(Extracted data entries)
* BEGIN *

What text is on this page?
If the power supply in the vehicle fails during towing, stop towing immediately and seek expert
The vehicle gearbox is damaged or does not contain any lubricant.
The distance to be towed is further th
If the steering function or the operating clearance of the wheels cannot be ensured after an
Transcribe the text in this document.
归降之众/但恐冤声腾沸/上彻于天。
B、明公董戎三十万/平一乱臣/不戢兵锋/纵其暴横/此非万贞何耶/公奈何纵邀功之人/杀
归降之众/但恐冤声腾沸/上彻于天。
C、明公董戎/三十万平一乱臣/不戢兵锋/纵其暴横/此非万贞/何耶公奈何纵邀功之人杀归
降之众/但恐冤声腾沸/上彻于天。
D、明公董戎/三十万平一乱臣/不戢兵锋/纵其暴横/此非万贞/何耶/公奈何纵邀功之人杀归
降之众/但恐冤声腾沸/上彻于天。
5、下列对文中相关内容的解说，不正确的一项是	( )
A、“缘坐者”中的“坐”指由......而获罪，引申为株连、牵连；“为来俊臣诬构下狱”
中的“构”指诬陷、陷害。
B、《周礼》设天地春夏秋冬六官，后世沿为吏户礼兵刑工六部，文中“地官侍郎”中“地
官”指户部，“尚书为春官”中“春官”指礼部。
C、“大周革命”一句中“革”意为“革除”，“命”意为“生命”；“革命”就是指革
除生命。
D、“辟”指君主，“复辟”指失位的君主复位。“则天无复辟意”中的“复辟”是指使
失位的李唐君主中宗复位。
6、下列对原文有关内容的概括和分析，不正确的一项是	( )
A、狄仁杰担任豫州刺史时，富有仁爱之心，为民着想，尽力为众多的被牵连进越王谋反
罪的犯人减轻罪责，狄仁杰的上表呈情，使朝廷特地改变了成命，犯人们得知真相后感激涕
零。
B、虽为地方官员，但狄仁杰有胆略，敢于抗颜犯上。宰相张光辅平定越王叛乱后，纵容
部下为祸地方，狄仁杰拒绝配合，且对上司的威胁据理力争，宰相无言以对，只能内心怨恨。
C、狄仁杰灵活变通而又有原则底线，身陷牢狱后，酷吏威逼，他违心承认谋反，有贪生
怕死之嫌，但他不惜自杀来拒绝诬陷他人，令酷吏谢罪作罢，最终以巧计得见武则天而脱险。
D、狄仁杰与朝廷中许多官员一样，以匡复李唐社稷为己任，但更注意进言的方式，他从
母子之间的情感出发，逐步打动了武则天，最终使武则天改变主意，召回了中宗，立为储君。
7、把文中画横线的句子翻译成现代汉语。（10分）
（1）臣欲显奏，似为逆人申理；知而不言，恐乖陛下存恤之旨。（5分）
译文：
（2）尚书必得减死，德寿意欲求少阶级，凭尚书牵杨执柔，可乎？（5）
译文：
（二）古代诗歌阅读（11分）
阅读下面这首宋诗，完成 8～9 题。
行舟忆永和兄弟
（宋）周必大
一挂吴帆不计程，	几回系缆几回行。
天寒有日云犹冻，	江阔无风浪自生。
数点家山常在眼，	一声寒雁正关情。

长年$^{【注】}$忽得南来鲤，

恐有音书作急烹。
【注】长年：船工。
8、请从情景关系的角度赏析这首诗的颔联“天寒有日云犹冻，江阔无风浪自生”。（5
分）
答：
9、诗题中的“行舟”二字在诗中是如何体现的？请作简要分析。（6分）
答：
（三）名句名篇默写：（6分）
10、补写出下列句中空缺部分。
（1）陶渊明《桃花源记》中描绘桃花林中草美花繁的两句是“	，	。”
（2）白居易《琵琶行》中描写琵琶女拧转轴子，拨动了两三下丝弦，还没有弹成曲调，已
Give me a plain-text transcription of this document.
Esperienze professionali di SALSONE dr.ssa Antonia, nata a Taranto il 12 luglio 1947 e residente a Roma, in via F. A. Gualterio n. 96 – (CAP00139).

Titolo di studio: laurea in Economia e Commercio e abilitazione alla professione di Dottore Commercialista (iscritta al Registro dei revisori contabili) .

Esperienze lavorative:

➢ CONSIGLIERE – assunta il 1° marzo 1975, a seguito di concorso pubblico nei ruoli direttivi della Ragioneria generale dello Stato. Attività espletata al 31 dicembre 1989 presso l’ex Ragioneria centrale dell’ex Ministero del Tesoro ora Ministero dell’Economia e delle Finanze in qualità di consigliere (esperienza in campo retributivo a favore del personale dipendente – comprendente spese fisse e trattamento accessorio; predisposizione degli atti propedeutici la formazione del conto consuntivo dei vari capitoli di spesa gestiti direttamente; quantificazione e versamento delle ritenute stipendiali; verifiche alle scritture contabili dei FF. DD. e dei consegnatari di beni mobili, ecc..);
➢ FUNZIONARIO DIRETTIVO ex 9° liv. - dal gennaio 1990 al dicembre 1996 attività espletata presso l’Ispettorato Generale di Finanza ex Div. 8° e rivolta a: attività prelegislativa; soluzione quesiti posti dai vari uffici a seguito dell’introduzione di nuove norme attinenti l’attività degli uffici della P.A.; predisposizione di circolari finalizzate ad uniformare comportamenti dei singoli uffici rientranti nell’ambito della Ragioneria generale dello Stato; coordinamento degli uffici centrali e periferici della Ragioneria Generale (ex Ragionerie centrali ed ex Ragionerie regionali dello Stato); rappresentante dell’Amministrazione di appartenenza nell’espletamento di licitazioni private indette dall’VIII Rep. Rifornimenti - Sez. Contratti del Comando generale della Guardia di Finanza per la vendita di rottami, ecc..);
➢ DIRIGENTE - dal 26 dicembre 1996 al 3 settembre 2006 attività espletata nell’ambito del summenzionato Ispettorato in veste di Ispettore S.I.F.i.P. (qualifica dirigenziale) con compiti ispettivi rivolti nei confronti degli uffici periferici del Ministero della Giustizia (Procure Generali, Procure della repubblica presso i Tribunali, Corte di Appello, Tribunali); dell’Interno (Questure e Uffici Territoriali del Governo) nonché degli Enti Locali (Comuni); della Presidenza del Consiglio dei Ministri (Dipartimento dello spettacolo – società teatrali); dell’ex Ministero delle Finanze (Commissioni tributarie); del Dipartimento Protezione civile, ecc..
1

* END *

* Problem *
How many lines in the records above contain the word "document"? Reply with the number alone.

* Reply *
2